====== INPUT MATERIAL ======

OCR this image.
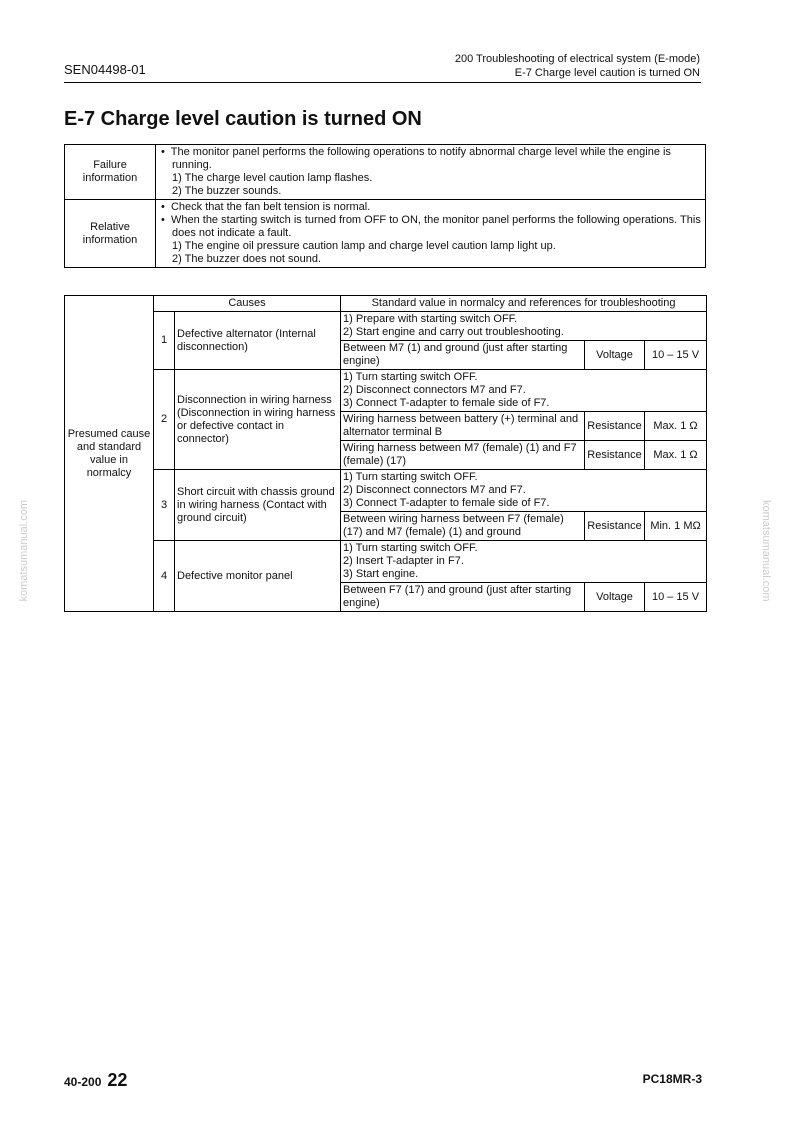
SEN04498-01
200 Troubleshooting of electrical system (E-mode)
E-7 Charge level caution is turned ON
E-7 Charge level caution is turned ON
Failure information	•  The monitor panel performs the following operations to notify abnormal charge level while the engine is running.
1) The charge level caution lamp flashes.
2) The buzzer sounds.

Relative information	•  Check that the fan belt tension is normal.
•  When the starting switch is turned from OFF to ON, the monitor panel performs the following operations. This does not indicate a fault.
1) The engine oil pressure caution lamp and charge level caution lamp light up.
2) The buzzer does not sound.
Presumed cause and standard value in normalcy	Causes		Standard value in normalcy and references for troubleshooting		
	1	Defective alternator (Internal disconnection)	1) Prepare with starting switch OFF.
2) Start engine and carry out troubleshooting.		

			Between M7 (1) and ground (just after starting engine)	Voltage	10 – 15 V
	2	Disconnection in wiring harness (Disconnection in wiring harness or defective contact in connector)	1) Turn starting switch OFF.
2) Disconnect connectors M7 and F7.
3) Connect T-adapter to female side of F7.		

			Wiring harness between battery (+) terminal and alternator terminal B	Resistance	Max. 1 Ω
			Wiring harness between M7 (female) (1) and F7 (female) (17)	Resistance	Max. 1 Ω
	3	Short circuit with chassis ground in wiring harness (Contact with ground circuit)	1) Turn starting switch OFF.
2) Disconnect connectors M7 and F7.
3) Connect T-adapter to female side of F7.		

			Between wiring harness between F7 (female) (17) and M7 (female) (1) and ground	Resistance	Min. 1 MΩ
	4	Defective monitor panel	1) Turn starting switch OFF.
2) Insert T-adapter in F7.
3) Start engine.		

			Between F7 (17) and ground (just after starting engine)	Voltage	10 – 15 V
komatsumanual.com	komatsumanual.com
40-200 22	PC18MR-3
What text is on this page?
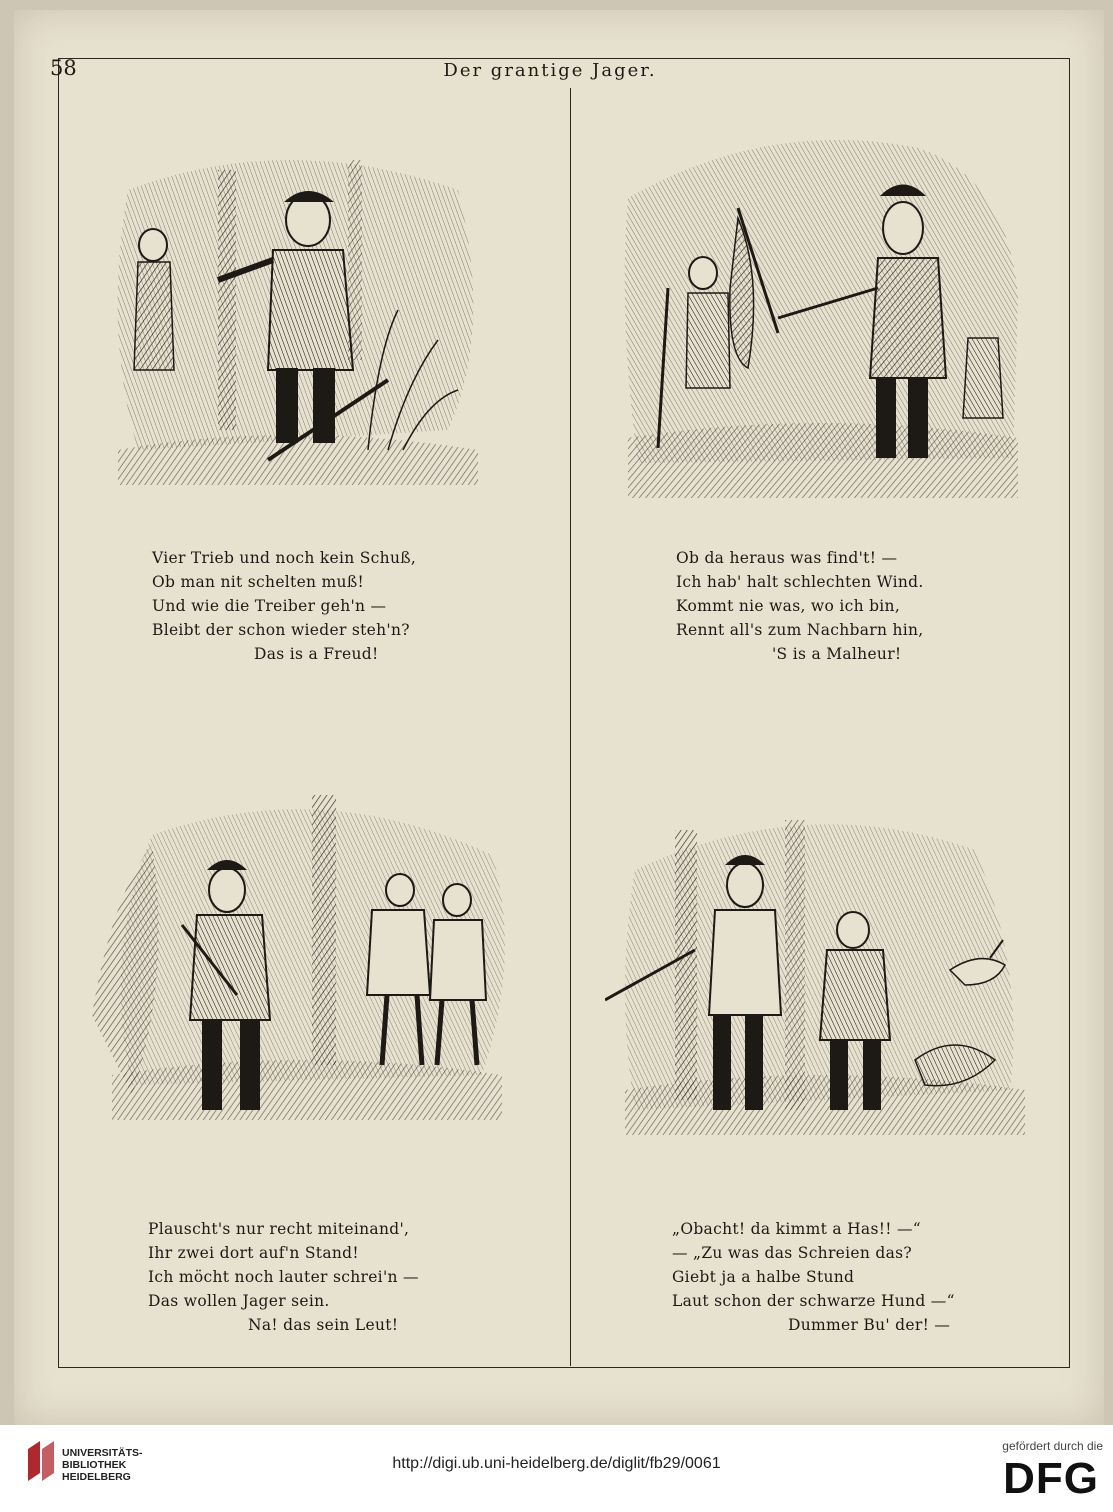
58	Der grantige Jager.
Vier Trieb und noch kein Schuß,
Ob man nit schelten muß!
Und wie die Treiber geh'n —
Bleibt der schon wieder steh'n?
Das is a Freud!
Ob da heraus was find't! —
Ich hab' halt schlechten Wind.
Kommt nie was, wo ich bin,
Rennt all's zum Nachbarn hin,
'S is a Malheur!
Plauscht's nur recht miteinand',
Ihr zwei dort auf'n Stand!
Ich möcht noch lauter schrei'n —
Das wollen Jager sein.
Na! das sein Leut!
„Obacht! da kimmt a Has!! —“
— „Zu was das Schreien das?
Giebt ja a halbe Stund
Laut schon der schwarze Hund —“
Dummer Bu' der! —
UNIVERSITÄTS-
BIBLIOTHEK
HEIDELBERG
http://digi.ub.uni-heidelberg.de/diglit/fb29/0061
gefördert durch die
DFG
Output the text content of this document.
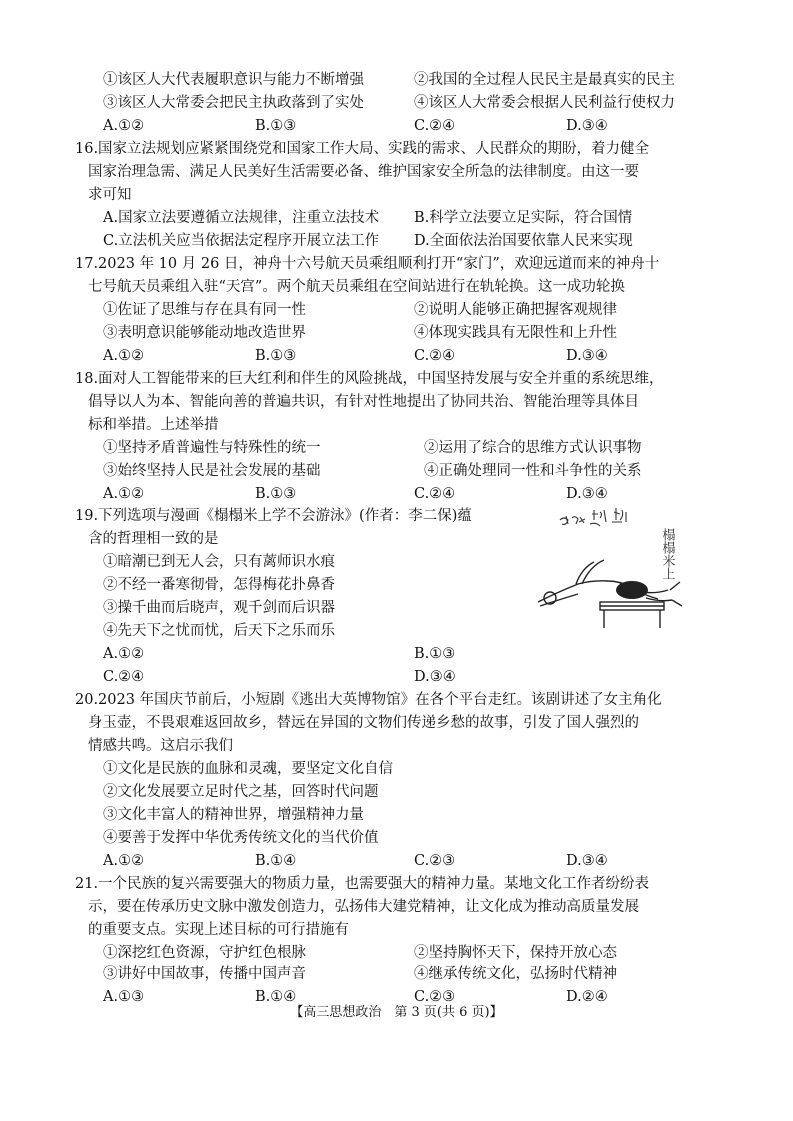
①该区人大代表履职意识与能力不断增强	②我国的全过程人民民主是最真实的民主
③该区人大常委会把民主执政落到了实处	④该区人大常委会根据人民利益行使权力
A.①②	B.①③	C.②④	D.③④
16.国家立法规划应紧紧围绕党和国家工作大局、实践的需求、人民群众的期盼，着力健全
国家治理急需、满足人民美好生活需要必备、维护国家安全所急的法律制度。由这一要
求可知
A.国家立法要遵循立法规律，注重立法技术 B.科学立法要立足实际，符合国情
C.立法机关应当依据法定程序开展立法工作 D.全面依法治国要依靠人民来实现
17.2023 年 10 月 26 日，神舟十六号航天员乘组顺利打开“家门”，欢迎远道而来的神舟十
七号航天员乘组入驻“天宫”。两个航天员乘组在空间站进行在轨轮换。这一成功轮换
①佐证了思维与存在具有同一性	②说明人能够正确把握客观规律
③表明意识能够能动地改造世界	④体现实践具有无限性和上升性
A.①②	B.①③	C.②④	D.③④
18.面对人工智能带来的巨大红利和伴生的风险挑战，中国坚持发展与安全并重的系统思维，
倡导以人为本、智能向善的普遍共识，有针对性地提出了协同共治、智能治理等具体目
标和举措。上述举措
①坚持矛盾普遍性与特殊性的统一	②运用了综合的思维方式认识事物
③始终坚持人民是社会发展的基础	④正确处理同一性和斗争性的关系
A.①②	B.①③	C.②④	D.③④
19.下列选项与漫画《榻榻米上学不会游泳》(作者：李二保)蕴
含的哲理相一致的是
①暗潮已到无人会，只有蓠师识水痕
②不经一番寒彻骨，怎得梅花扑鼻香
③操千曲而后晓声，观千剑而后识器
④先天下之忧而忧，后天下之乐而乐
A.①②	B.①③
C.②④	D.③④
榻榻米上
20.2023 年国庆节前后，小短剧《逃出大英博物馆》在各个平台走红。该剧讲述了女主角化
身玉壶，不畏艰难返回故乡，替远在异国的文物们传递乡愁的故事，引发了国人强烈的
情感共鸣。这启示我们
①文化是民族的血脉和灵魂，要坚定文化自信
②文化发展要立足时代之基，回答时代问题
③文化丰富人的精神世界，增强精神力量
④要善于发挥中华优秀传统文化的当代价值
A.①②	B.①④	C.②③	D.③④
21.一个民族的复兴需要强大的物质力量，也需要强大的精神力量。某地文化工作者纷纷表
示，要在传承历史文脉中激发创造力，弘扬伟大建党精神，让文化成为推动高质量发展
的重要支点。实现上述目标的可行措施有
①深挖红色资源，守护红色根脉	②坚持胸怀天下，保持开放心态
③讲好中国故事，传播中国声音	④继承传统文化，弘扬时代精神
A.①③	B.①④	C.②③	D.②④
【高三思想政治　第 3 页(共 6 页)】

======

__WRITTEN REQUEST__. Would you mind returning each entry above word for word, skipping the images?

__IN RESPONSE__.
OCR this image.
SEN04498-01
200 Troubleshooting of electrical system (E-mode)
E-7 Charge level caution is turned ON
E-7 Charge level caution is turned ON
Failure information	•  The monitor panel performs the following operations to notify abnormal charge level while the engine is running.
1) The charge level caution lamp flashes.
2) The buzzer sounds.

Relative information	•  Check that the fan belt tension is normal.
•  When the starting switch is turned from OFF to ON, the monitor panel performs the following operations. This does not indicate a fault.
1) The engine oil pressure caution lamp and charge level caution lamp light up.
2) The buzzer does not sound.
Presumed cause and standard value in normalcy	Causes		Standard value in normalcy and references for troubleshooting		
	1	Defective alternator (Internal disconnection)	1) Prepare with starting switch OFF.
2) Start engine and carry out troubleshooting.		

			Between M7 (1) and ground (just after starting engine)	Voltage	10 – 15 V
	2	Disconnection in wiring harness (Disconnection in wiring harness or defective contact in connector)	1) Turn starting switch OFF.
2) Disconnect connectors M7 and F7.
3) Connect T-adapter to female side of F7.		

			Wiring harness between battery (+) terminal and alternator terminal B	Resistance	Max. 1 Ω
			Wiring harness between M7 (female) (1) and F7 (female) (17)	Resistance	Max. 1 Ω
	3	Short circuit with chassis ground in wiring harness (Contact with ground circuit)	1) Turn starting switch OFF.
2) Disconnect connectors M7 and F7.
3) Connect T-adapter to female side of F7.		

			Between wiring harness between F7 (female) (17) and M7 (female) (1) and ground	Resistance	Min. 1 MΩ
	4	Defective monitor panel	1) Turn starting switch OFF.
2) Insert T-adapter in F7.
3) Start engine.		

			Between F7 (17) and ground (just after starting engine)	Voltage	10 – 15 V
komatsumanual.com	komatsumanual.com
40-200 22	PC18MR-3
What text is on this page?
58	Der grantige Jager.
Vier Trieb und noch kein Schuß,
Ob man nit schelten muß!
Und wie die Treiber geh'n —
Bleibt der schon wieder steh'n?
Das is a Freud!
Ob da heraus was find't! —
Ich hab' halt schlechten Wind.
Kommt nie was, wo ich bin,
Rennt all's zum Nachbarn hin,
'S is a Malheur!
Plauscht's nur recht miteinand',
Ihr zwei dort auf'n Stand!
Ich möcht noch lauter schrei'n —
Das wollen Jager sein.
Na! das sein Leut!
„Obacht! da kimmt a Has!! —“
— „Zu was das Schreien das?
Giebt ja a halbe Stund
Laut schon der schwarze Hund —“
Dummer Bu' der! —
UNIVERSITÄTS-
BIBLIOTHEK
HEIDELBERG
http://digi.ub.uni-heidelberg.de/diglit/fb29/0061
gefördert durch die
DFG
Output the text content of this document.
①该区人大代表履职意识与能力不断增强	②我国的全过程人民民主是最真实的民主
③该区人大常委会把民主执政落到了实处	④该区人大常委会根据人民利益行使权力
A.①②	B.①③	C.②④	D.③④
16.国家立法规划应紧紧围绕党和国家工作大局、实践的需求、人民群众的期盼，着力健全
国家治理急需、满足人民美好生活需要必备、维护国家安全所急的法律制度。由这一要
求可知
A.国家立法要遵循立法规律，注重立法技术 B.科学立法要立足实际，符合国情
C.立法机关应当依据法定程序开展立法工作 D.全面依法治国要依靠人民来实现
17.2023 年 10 月 26 日，神舟十六号航天员乘组顺利打开“家门”，欢迎远道而来的神舟十
七号航天员乘组入驻“天宫”。两个航天员乘组在空间站进行在轨轮换。这一成功轮换
①佐证了思维与存在具有同一性	②说明人能够正确把握客观规律
③表明意识能够能动地改造世界	④体现实践具有无限性和上升性
A.①②	B.①③	C.②④	D.③④
18.面对人工智能带来的巨大红利和伴生的风险挑战，中国坚持发展与安全并重的系统思维，
倡导以人为本、智能向善的普遍共识，有针对性地提出了协同共治、智能治理等具体目
标和举措。上述举措
①坚持矛盾普遍性与特殊性的统一	②运用了综合的思维方式认识事物
③始终坚持人民是社会发展的基础	④正确处理同一性和斗争性的关系
A.①②	B.①③	C.②④	D.③④
19.下列选项与漫画《榻榻米上学不会游泳》(作者：李二保)蕴
含的哲理相一致的是
①暗潮已到无人会，只有蓠师识水痕
②不经一番寒彻骨，怎得梅花扑鼻香
③操千曲而后晓声，观千剑而后识器
④先天下之忧而忧，后天下之乐而乐
A.①②	B.①③
C.②④	D.③④
榻榻米上
20.2023 年国庆节前后，小短剧《逃出大英博物馆》在各个平台走红。该剧讲述了女主角化
身玉壶，不畏艰难返回故乡，替远在异国的文物们传递乡愁的故事，引发了国人强烈的
情感共鸣。这启示我们
①文化是民族的血脉和灵魂，要坚定文化自信
②文化发展要立足时代之基，回答时代问题
③文化丰富人的精神世界，增强精神力量
④要善于发挥中华优秀传统文化的当代价值
A.①②	B.①④	C.②③	D.③④
21.一个民族的复兴需要强大的物质力量，也需要强大的精神力量。某地文化工作者纷纷表
示，要在传承历史文脉中激发创造力，弘扬伟大建党精神，让文化成为推动高质量发展
的重要支点。实现上述目标的可行措施有
①深挖红色资源，守护红色根脉	②坚持胸怀天下，保持开放心态
③讲好中国故事，传播中国声音	④继承传统文化，弘扬时代精神
A.①③	B.①④	C.②③	D.②④
【高三思想政治　第 3 页(共 6 页)】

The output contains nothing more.